**Task brief**
Check each line of the records for "track"; collect those that have it.

[Records of document pages and text]

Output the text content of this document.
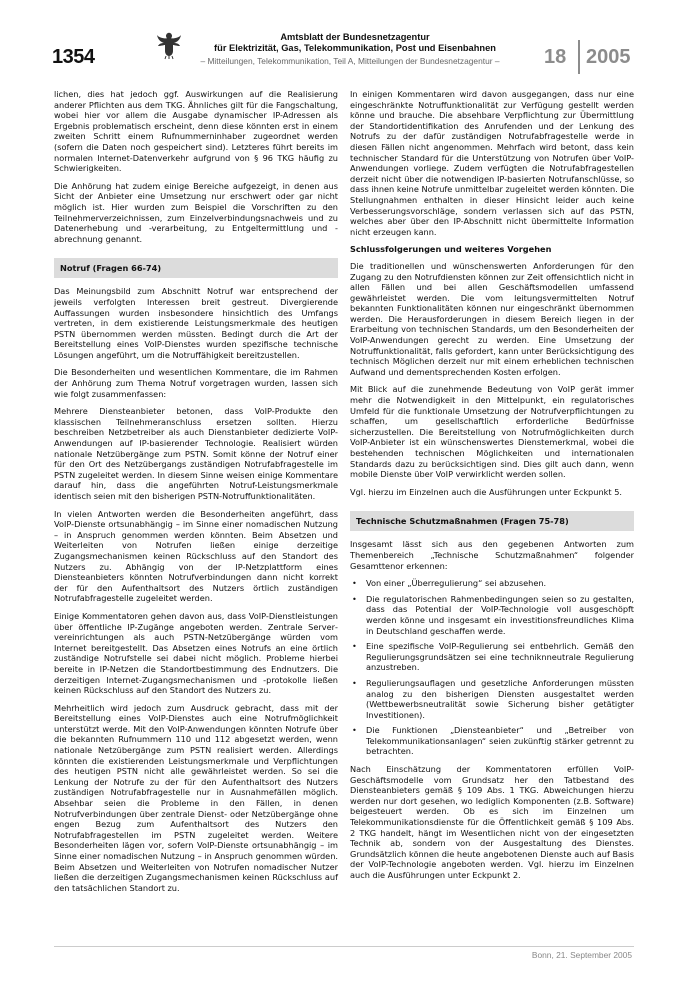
1354
Amtsblatt der Bundesnetzagentur
für Elektrizität, Gas, Telekommunikation, Post und Eisenbahnen
– Mitteilungen, Telekommunikation, Teil A, Mitteilungen der Bundesnetzagentur –	18 2005

lichen, dies hat jedoch ggf. Auswirkungen auf die Realisierung anderer Pflichten aus dem TKG. Ähnliches gilt für die Fangschaltung, wobei hier vor allem die Ausgabe dynamischer IP-Adressen als Ergebnis problematisch erscheint, denn diese könnten erst in einem zweiten Schritt einem Rufnummerninhaber zugeordnet werden (sofern die Daten noch gespeichert sind). Letzteres führt bereits im normalen Internet-Datenverkehr aufgrund von § 96 TKG häufig zu Schwierigkeiten.

Die Anhörung hat zudem einige Bereiche aufgezeigt, in denen aus Sicht der Anbieter eine Umsetzung nur erschwert oder gar nicht möglich ist. Hier wurden zum Beispiel die Vorschriften zu den Teilnehmerverzeichnissen, zum Einzelverbindungsnachweis und zu Datenerhebung und -verarbeitung, zu Entgeltermittlung und -abrechnung genannt.

Notruf (Fragen 66-74)

Das Meinungsbild zum Abschnitt Notruf war entsprechend der jeweils verfolgten Interessen breit gestreut. Divergierende Auffassungen wurden insbesondere hinsichtlich des Umfangs vertreten, in dem existierende Leistungsmerkmale des heutigen PSTN übernommen werden müssten. Bedingt durch die Art der Bereitstellung eines VoIP-Dienstes wurden spezifische technische Lösungen angeführt, um die Notruffähigkeit bereitzustellen.

Die Besonderheiten und wesentlichen Kommentare, die im Rahmen der Anhörung zum Thema Notruf vorgetragen wurden, lassen sich wie folgt zusammenfassen:

Mehrere Diensteanbieter betonen, dass VoIP-Produkte den klassischen Teilnehmeranschluss ersetzen sollten. Hierzu beschreiben Netzbetreiber als auch Dienstanbieter dedizierte VoIP-Anwendungen auf IP-basierender Technologie. Realisiert würden nationale Netzübergänge zum PSTN. Somit könne der Notruf einer für den Ort des Netzübergangs zuständigen Notrufabfragestelle im PSTN zugeleitet werden. In diesem Sinne weisen einige Kommentare darauf hin, dass die angeführten Notruf-Leistungsmerkmale identisch seien mit den bisherigen PSTN-Notruffunktionalitäten.

In vielen Antworten werden die Besonderheiten angeführt, dass VoIP-Dienste ortsunabhängig – im Sinne einer nomadischen Nutzung – in Anspruch genommen werden könnten. Beim Absetzen und Weiterleiten von Notrufen ließen einige derzeitige Zugangsmechanismen keinen Rückschluss auf den Standort des Nutzers zu. Abhängig von der IP-Netzplattform eines Diensteanbieters könnten Notrufverbindungen dann nicht korrekt der für den Aufenthaltsort des Nutzers örtlich zuständigen Notrufabfragestelle zugeleitet werden.

Einige Kommentatoren gehen davon aus, dass VoIP-Dienstleistungen über öffentliche IP-Zugänge angeboten werden. Zentrale Serververeinrichtungen als auch PSTN-Netzübergänge würden vom Internet bereitgestellt. Das Absetzen eines Notrufs an eine örtlich zuständige Notrufstelle sei dabei nicht möglich. Probleme hierbei bereite in IP-Netzen die Standortbestimmung des Endnutzers. Die derzeitigen Internet-Zugangsmechanismen und -protokolle ließen keinen Rückschluss auf den Standort des Nutzers zu.

Mehrheitlich wird jedoch zum Ausdruck gebracht, dass mit der Bereitstellung eines VoIP-Dienstes auch eine Notrufmöglichkeit unterstützt werde. Mit den VoIP-Anwendungen könnten Notrufe über die bekannten Rufnummern 110 und 112 abgesetzt werden, wenn nationale Netzübergänge zum PSTN realisiert werden. Allerdings könnten die existierenden Leistungsmerkmale und Verpflichtungen des heutigen PSTN nicht alle gewährleistet werden. So sei die Lenkung der Notrufe zu der für den Aufenthaltsort des Nutzers zuständigen Notrufabfragestelle nur in Ausnahmefällen möglich. Absehbar seien die Probleme in den Fällen, in denen Notrufverbindungen über zentrale Dienst- oder Netzübergänge ohne engen Bezug zum Aufenthaltsort des Nutzers den Notrufabfragestellen im PSTN zugeleitet werden. Weitere Besonderheiten lägen vor, sofern VoIP-Dienste ortsunabhängig – im Sinne einer nomadischen Nutzung – in Anspruch genommen würden. Beim Absetzen und Weiterleiten von Notrufen nomadischer Nutzer ließen die derzeitigen Zugangsmechanismen keinen Rückschluss auf den tatsächlichen Standort zu.

In einigen Kommentaren wird davon ausgegangen, dass nur eine eingeschränkte Notruffunktionalität zur Verfügung gestellt werden könne und brauche. Die absehbare Verpflichtung zur Übermittlung der Standortidentifikation des Anrufenden und der Lenkung des Notrufs zu der dafür zuständigen Notrufabfragestelle werde in diesen Fällen nicht angenommen. Mehrfach wird betont, dass kein technischer Standard für die Unterstützung von Notrufen über VoIP-Anwendungen vorliege. Zudem verfügten die Notrufabfragestellen derzeit nicht über die notwendigen IP-basierten Notrufanschlüsse, so dass ihnen keine Notrufe unmittelbar zugeleitet werden könnten. Die Stellungnahmen enthalten in dieser Hinsicht leider auch keine Verbesserungsvorschläge, sondern verlassen sich auf das PSTN, welches aber über den IP-Abschnitt nicht übermittelte Information nicht erzeugen kann.

Schlussfolgerungen und weiteres Vorgehen

Die traditionellen und wünschenswerten Anforderungen für den Zugang zu den Notrufdiensten können zur Zeit offensichtlich nicht in allen Fällen und bei allen Geschäftsmodellen umfassend gewährleistet werden. Die vom leitungsvermittelten Notruf bekannten Funktionalitäten können nur eingeschränkt übernommen werden. Die Herausforderungen in diesem Bereich liegen in der Erarbeitung von technischen Standards, um den Besonderheiten der VoIP-Anwendungen gerecht zu werden. Eine Umsetzung der Notruffunktionalität, falls gefordert, kann unter Berücksichtigung des technisch Möglichen derzeit nur mit einem erheblichen technischen Aufwand und dementsprechenden Kosten erfolgen.

Mit Blick auf die zunehmende Bedeutung von VoIP gerät immer mehr die Notwendigkeit in den Mittelpunkt, ein regulatorisches Umfeld für die funktionale Umsetzung der Notrufverpflichtungen zu schaffen, um gesellschaftlich erforderliche Bedürfnisse sicherzustellen. Die Bereitstellung von Notrufmöglichkeiten durch VoIP-Anbieter ist ein wünschenswertes Dienstemerkmal, wobei die bestehenden technischen Möglichkeiten und internationalen Standards dazu zu berücksichtigen sind. Dies gilt auch dann, wenn mobile Dienste über VoIP verwirklicht werden sollen.

Vgl. hierzu im Einzelnen auch die Ausführungen unter Eckpunkt 5.

Technische Schutzmaßnahmen (Fragen 75-78)

Insgesamt lässt sich aus den gegebenen Antworten zum Themenbereich „Technische Schutzmaßnahmen“ folgender Gesamttenor erkennen:

• Von einer „Überregulierung“ sei abzusehen.
• Die regulatorischen Rahmenbedingungen seien so zu gestalten, dass das Potential der VoIP-Technologie voll ausgeschöpft werden könne und insgesamt ein investitionsfreundliches Klima in Deutschland geschaffen werde.
• Eine spezifische VoIP-Regulierung sei entbehrlich. Gemäß den Regulierungsgrundsätzen sei eine techniknneutrale Regulierung anzustreben.
• Regulierungsauflagen und gesetzliche Anforderungen müssten analog zu den bisherigen Diensten ausgestaltet werden (Wettbewerbsneutralität sowie Sicherung bisher getätigter Investitionen).
• Die Funktionen „Diensteanbieter“ und „Betreiber von Telekommunikationsanlagen“ seien zukünftig stärker getrennt zu betrachten.

Nach Einschätzung der Kommentatoren erfüllen VoIP-Geschäftsmodelle vom Grundsatz her den Tatbestand des Diensteanbieters gemäß § 109 Abs. 1 TKG. Abweichungen hierzu werden nur dort gesehen, wo lediglich Komponenten (z.B. Software) beigesteuert werden. Ob es sich im Einzelnen um Telekommunikationsdienste für die Öffentlichkeit gemäß § 109 Abs. 2 TKG handelt, hängt im Wesentlichen nicht von der eingesetzten Technik ab, sondern von der Ausgestaltung des Dienstes. Grundsätzlich können die heute angebotenen Dienste auch auf Basis der VoIP-Technologie angeboten werden. Vgl. hierzu im Einzelnen auch die Ausführungen unter Eckpunkt 2.

Bonn, 21. September 2005
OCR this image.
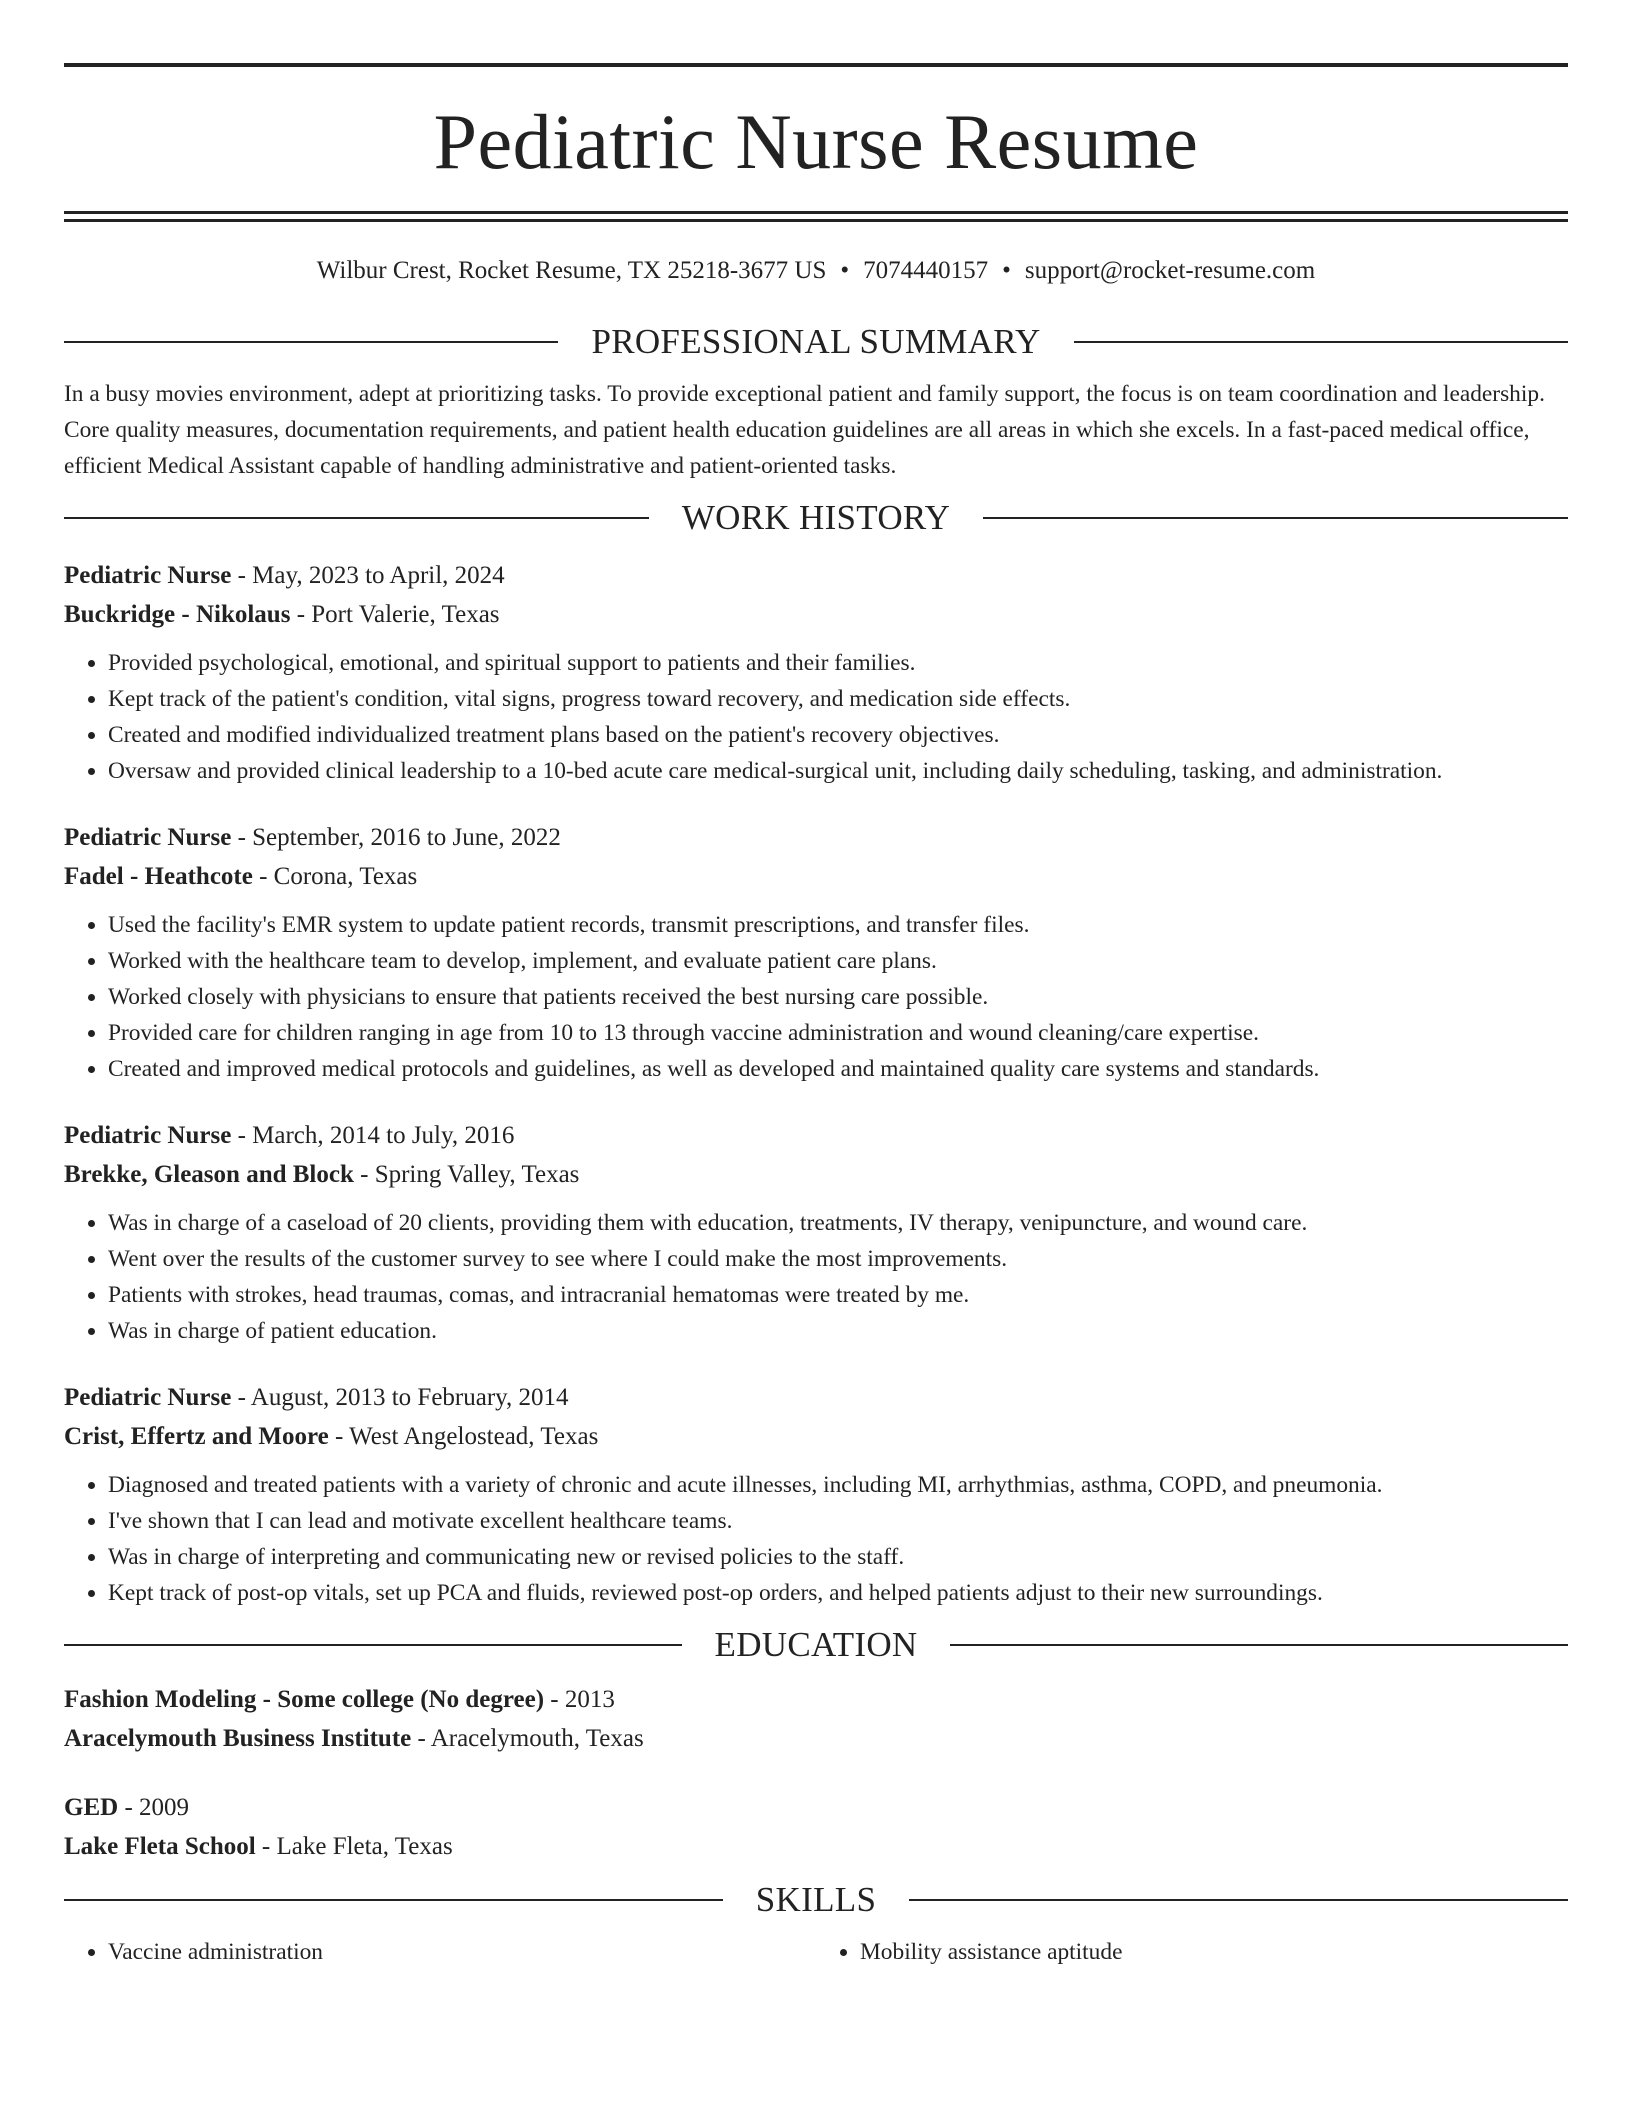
Pediatric Nurse Resume
Wilbur Crest, Rocket Resume, TX 25218-3677 US • 7074440157 • support@rocket-resume.com
PROFESSIONAL SUMMARY
In a busy movies environment, adept at prioritizing tasks. To provide exceptional patient and family support, the focus is on team coordination and leadership. Core quality measures, documentation requirements, and patient health education guidelines are all areas in which she excels. In a fast-paced medical office, efficient Medical Assistant capable of handling administrative and patient-oriented tasks.
WORK HISTORY
Pediatric Nurse - May, 2023 to April, 2024
Buckridge - Nikolaus - Port Valerie, Texas
• Provided psychological, emotional, and spiritual support to patients and their families.
• Kept track of the patient's condition, vital signs, progress toward recovery, and medication side effects.
• Created and modified individualized treatment plans based on the patient's recovery objectives.
• Oversaw and provided clinical leadership to a 10-bed acute care medical-surgical unit, including daily scheduling, tasking, and administration.
Pediatric Nurse - September, 2016 to June, 2022
Fadel - Heathcote - Corona, Texas
• Used the facility's EMR system to update patient records, transmit prescriptions, and transfer files.
• Worked with the healthcare team to develop, implement, and evaluate patient care plans.
• Worked closely with physicians to ensure that patients received the best nursing care possible.
• Provided care for children ranging in age from 10 to 13 through vaccine administration and wound cleaning/care expertise.
• Created and improved medical protocols and guidelines, as well as developed and maintained quality care systems and standards.
Pediatric Nurse - March, 2014 to July, 2016
Brekke, Gleason and Block - Spring Valley, Texas
• Was in charge of a caseload of 20 clients, providing them with education, treatments, IV therapy, venipuncture, and wound care.
• Went over the results of the customer survey to see where I could make the most improvements.
• Patients with strokes, head traumas, comas, and intracranial hematomas were treated by me.
• Was in charge of patient education.
Pediatric Nurse - August, 2013 to February, 2014
Crist, Effertz and Moore - West Angelostead, Texas
• Diagnosed and treated patients with a variety of chronic and acute illnesses, including MI, arrhythmias, asthma, COPD, and pneumonia.
• I've shown that I can lead and motivate excellent healthcare teams.
• Was in charge of interpreting and communicating new or revised policies to the staff.
• Kept track of post-op vitals, set up PCA and fluids, reviewed post-op orders, and helped patients adjust to their new surroundings.
EDUCATION
Fashion Modeling - Some college (No degree) - 2013
Aracelymouth Business Institute - Aracelymouth, Texas
GED - 2009
Lake Fleta School - Lake Fleta, Texas
SKILLS
• Vaccine administration
•	Mobility assistance aptitude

**Task response**
• Kept track of the patient's condition, vital signs, progress toward recovery, and medication side effects.
• Kept track of post-op vitals, set up PCA and fluids, reviewed post-op orders, and helped patients adjust to their new surroundings.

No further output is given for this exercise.